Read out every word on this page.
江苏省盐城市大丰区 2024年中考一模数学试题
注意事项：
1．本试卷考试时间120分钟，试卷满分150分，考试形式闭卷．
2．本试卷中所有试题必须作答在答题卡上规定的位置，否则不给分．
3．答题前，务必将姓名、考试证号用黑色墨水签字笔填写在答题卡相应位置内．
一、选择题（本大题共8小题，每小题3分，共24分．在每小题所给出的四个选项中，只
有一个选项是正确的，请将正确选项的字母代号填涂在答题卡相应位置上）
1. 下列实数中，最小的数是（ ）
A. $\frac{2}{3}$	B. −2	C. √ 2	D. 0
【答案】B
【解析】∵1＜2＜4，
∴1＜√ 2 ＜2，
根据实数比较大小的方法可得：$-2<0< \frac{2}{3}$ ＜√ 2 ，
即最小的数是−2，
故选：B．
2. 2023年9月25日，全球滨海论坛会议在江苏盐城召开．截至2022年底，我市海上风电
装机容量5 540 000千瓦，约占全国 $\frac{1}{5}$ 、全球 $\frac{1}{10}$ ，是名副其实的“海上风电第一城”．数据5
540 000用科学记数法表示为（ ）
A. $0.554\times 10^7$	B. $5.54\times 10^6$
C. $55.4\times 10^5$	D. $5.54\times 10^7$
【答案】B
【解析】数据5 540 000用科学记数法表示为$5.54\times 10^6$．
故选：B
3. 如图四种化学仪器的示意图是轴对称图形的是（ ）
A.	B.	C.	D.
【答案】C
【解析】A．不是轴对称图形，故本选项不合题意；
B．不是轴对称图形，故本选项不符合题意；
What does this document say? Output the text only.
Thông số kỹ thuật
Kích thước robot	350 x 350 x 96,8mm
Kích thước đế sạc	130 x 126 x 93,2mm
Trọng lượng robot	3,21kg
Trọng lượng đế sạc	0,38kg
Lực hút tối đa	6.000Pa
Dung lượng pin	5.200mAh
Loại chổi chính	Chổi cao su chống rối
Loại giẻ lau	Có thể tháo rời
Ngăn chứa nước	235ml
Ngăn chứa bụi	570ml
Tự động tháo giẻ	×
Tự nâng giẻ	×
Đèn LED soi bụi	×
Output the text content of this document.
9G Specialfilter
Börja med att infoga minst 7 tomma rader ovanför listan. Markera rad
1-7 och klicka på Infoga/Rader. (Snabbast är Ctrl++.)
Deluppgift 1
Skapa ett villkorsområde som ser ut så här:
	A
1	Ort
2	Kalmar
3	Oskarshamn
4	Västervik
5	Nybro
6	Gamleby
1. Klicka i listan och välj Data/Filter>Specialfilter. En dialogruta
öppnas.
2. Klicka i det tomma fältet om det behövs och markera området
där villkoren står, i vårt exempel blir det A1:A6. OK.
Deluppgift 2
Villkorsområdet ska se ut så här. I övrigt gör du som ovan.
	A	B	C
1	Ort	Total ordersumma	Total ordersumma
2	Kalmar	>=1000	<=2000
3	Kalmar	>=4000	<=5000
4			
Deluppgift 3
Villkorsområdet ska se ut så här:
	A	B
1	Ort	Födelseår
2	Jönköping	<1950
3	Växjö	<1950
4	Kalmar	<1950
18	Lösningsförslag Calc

WORK REQUIRED: Return a copy of every line that includes the word "Loại".

THE REPLY:
Loại chổi chính	Chổi cao su chống rối
Loại giẻ lau	Có thể tháo rời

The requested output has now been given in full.